■ **DATASET EXCERPTS**:
------------------------------------------------------------

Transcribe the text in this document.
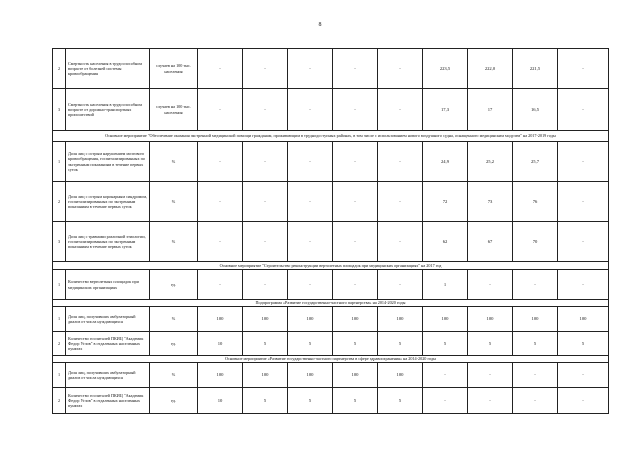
8
2	Смертность населения в трудоспособном возрасте от болезней системы кровообращения	случаев на 100 тыс. населения	-	-	-	-	-	223,5	222,0	221,5	-
3	Смертность населения в трудоспособном возрасте от дорожно-транспортных происшествий	случаев на 100 тыс. населения	-	-	-	-	-	17,3	17	16,5	-
Основное мероприятие "Обеспечение оказания экстренной медицинской помощи гражданам, проживающим в труднодоступных районах, в том числе с использованием нового воздушного судна, оснащенного медицинским модулем" на 2017-2019 годы											
1	Доля лиц с острым нарушением мозгового кровообращения, госпитализированных по экстренным показаниям в течение первых суток	%	-	-	-	-	-	24,9	25,2	25,7	-
2	Доля лиц с острым коронарным синдромом, госпитализированных по экстренным показаниям в течение первых суток	%	-	-	-	-	-	72	73	76	-
3	Доля лиц с травмами различной этиологии, госпитализированных по экстренным показаниям в течение первых суток	%	-	-	-	-	-	62	67	70	-
Основное мероприятие "Строительство реконструкции вертолетных площадок при медицинских организациях" на 2017 год											
1	Количество вертолетных площадок при медицинских организациях	ед.	-	-	-	-	-	1	-	-	-
Подпрограмма «Развитие государственно-частного партнерства» на 2014-2020 годы											
1	Доля лиц, получивших амбулаторный диализ от числа нуждающихся	%	100	100	100	100	100	100	100	100	100
2	Количество госпиталей ПКИЦ "Академик Федор Углов" в отдаленных населенных пунктах	ед.	10	5	5	5	5	5	5	5	5
Основное мероприятие «Развитие государственно-частного партнерства в сфере здравоохранения» на 2014-2020 годы											
1	Доля лиц, получивших амбулаторный диализ от числа нуждающихся	%	100	100	100	100	100	-	-	-	-
2	Количество госпиталей ПКИЦ "Академик Федор Углов" в отдаленных населенных пунктах	ед.	10	5	5	5	5	-	-	-	-
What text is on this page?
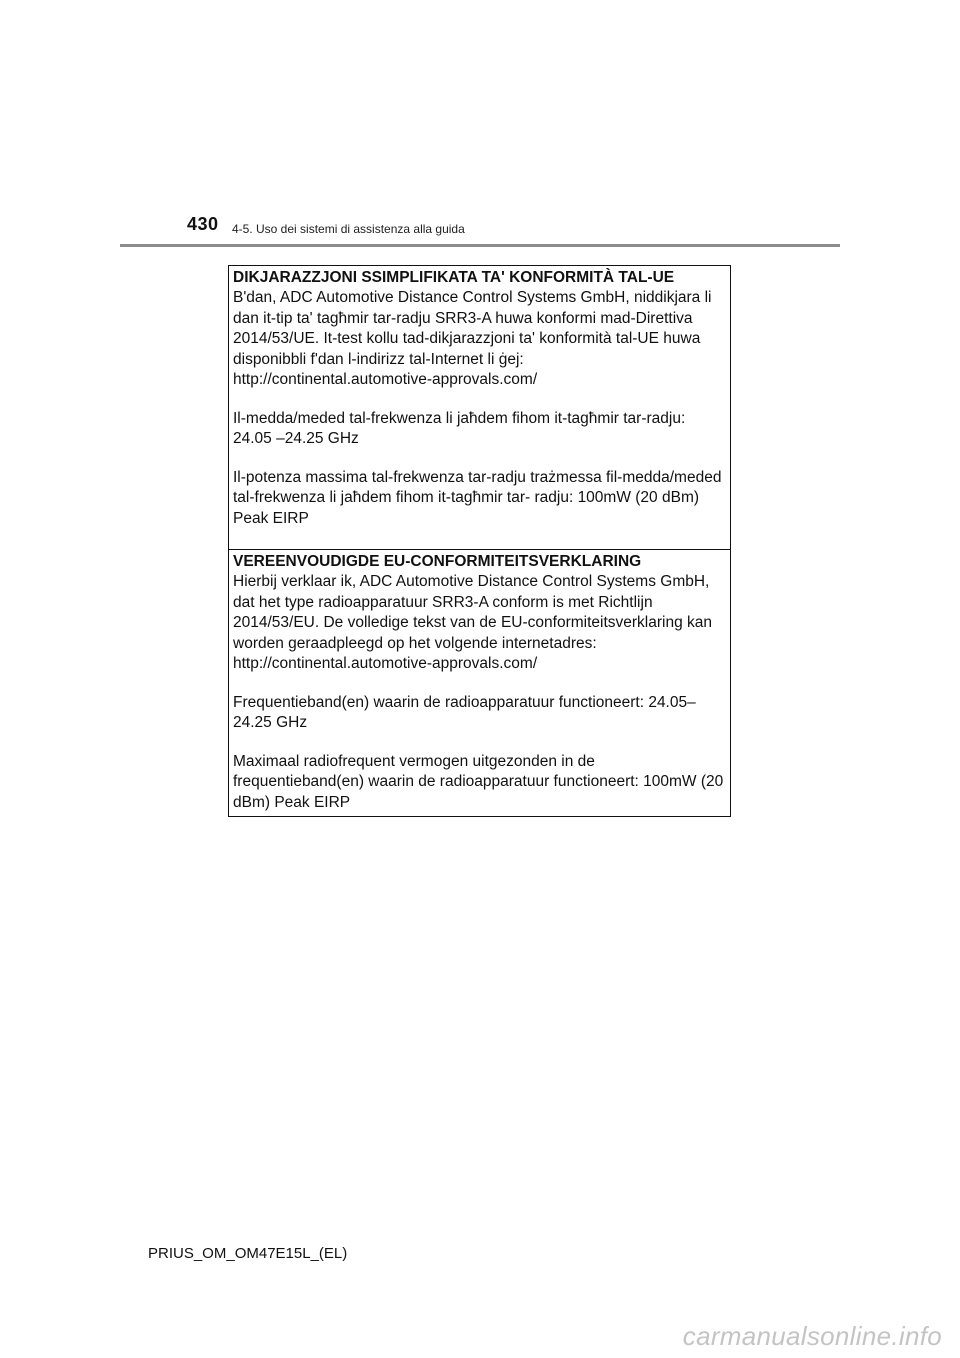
430 4-5. Uso dei sistemi di assistenza alla guida
DIKJARAZZJONI SSIMPLIFIKATA TA' KONFORMITÀ TAL-UE

B'dan, ADC Automotive Distance Control Systems GmbH, niddikjara li dan it-tip ta' tagħmir tar-radju SRR3-A huwa konformi mad-Direttiva 2014/53/UE. It-test kollu tad-dikjarazzjoni ta' konformità tal-UE huwa disponibbli f'dan l-indirizz tal-Internet li ġej: http://continental.automotive-approvals.com/

Il-medda/meded tal-frekwenza li jaħdem fihom it-tagħmir tar-radju: 24.05 –24.25 GHz

Il-potenza massima tal-frekwenza tar-radju trażmessa fil-medda/meded tal-frekwenza li jaħdem fihom it-tagħmir tar- radju: 100mW (20 dBm) Peak EIRP

VEREENVOUDIGDE EU-CONFORMITEITSVERKLARING

Hierbij verklaar ik, ADC Automotive Distance Control Systems GmbH, dat het type radioapparatuur SRR3-A conform is met Richtlijn 2014/53/EU. De volledige tekst van de EU-conformiteitsverklaring kan worden geraadpleegd op het volgende internetadres: http://continental.automotive-approvals.com/

Frequentieband(en) waarin de radioapparatuur functioneert: 24.05–24.25 GHz

Maximaal radiofrequent vermogen uitgezonden in de frequentieband(en) waarin de radioapparatuur functioneert: 100mW (20 dBm) Peak EIRP

PRIUS_OM_OM47E15L_(EL)
carmanualsonline.info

------------------------------------------------------------

■ **EXERCISE DESCRIPTION**: Count how many lines in the data contain the word "Академик", giving the number without comment.

■ **CORRECT RESPONSE**: 2